- [Work to do] Find the string "this" and gather every line that holds it.

#####

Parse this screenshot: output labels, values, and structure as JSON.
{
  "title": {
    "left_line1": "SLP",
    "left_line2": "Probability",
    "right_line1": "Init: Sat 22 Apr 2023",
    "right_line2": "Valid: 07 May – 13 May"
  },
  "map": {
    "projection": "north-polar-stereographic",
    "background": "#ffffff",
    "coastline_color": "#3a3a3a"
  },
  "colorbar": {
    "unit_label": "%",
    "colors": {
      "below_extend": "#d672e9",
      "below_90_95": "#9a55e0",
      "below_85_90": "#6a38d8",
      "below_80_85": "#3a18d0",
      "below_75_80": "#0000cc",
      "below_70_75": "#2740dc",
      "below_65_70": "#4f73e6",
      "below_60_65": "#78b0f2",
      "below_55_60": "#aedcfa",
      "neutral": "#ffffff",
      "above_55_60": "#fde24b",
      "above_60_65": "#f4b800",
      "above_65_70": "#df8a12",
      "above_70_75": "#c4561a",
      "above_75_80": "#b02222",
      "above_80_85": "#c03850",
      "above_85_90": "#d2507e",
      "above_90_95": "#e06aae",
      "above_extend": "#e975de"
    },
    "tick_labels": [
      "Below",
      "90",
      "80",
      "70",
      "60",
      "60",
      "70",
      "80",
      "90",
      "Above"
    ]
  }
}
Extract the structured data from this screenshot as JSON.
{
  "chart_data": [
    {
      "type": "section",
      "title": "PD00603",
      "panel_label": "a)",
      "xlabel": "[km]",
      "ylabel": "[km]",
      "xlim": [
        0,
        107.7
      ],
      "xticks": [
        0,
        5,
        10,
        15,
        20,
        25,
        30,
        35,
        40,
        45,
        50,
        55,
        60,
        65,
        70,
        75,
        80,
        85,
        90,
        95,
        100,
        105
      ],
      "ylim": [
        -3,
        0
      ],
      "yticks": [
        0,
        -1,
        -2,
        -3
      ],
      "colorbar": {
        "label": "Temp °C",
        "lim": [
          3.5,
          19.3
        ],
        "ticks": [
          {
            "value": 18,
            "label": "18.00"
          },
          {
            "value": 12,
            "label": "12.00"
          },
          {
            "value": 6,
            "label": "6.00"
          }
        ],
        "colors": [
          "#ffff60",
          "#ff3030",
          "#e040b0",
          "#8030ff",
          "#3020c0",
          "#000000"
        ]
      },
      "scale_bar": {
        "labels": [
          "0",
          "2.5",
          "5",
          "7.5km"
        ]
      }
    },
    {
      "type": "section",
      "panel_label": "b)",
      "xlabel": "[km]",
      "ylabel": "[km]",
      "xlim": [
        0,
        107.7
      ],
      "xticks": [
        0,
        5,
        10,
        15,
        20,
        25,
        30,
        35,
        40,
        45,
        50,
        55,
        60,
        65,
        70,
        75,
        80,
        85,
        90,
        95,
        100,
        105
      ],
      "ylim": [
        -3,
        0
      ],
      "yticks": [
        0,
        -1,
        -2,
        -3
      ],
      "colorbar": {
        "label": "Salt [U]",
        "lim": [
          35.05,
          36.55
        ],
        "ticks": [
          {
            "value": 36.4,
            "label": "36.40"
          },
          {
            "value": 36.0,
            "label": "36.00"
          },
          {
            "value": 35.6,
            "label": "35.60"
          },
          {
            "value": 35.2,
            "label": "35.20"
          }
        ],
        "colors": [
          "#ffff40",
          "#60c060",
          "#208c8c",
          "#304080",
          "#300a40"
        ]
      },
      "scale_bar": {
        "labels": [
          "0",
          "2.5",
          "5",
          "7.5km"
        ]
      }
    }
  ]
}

#####

- [Reply]
Parse this screenshot: output labels, values, and structure as JSON.
Extract the structured data from this screenshot as JSON.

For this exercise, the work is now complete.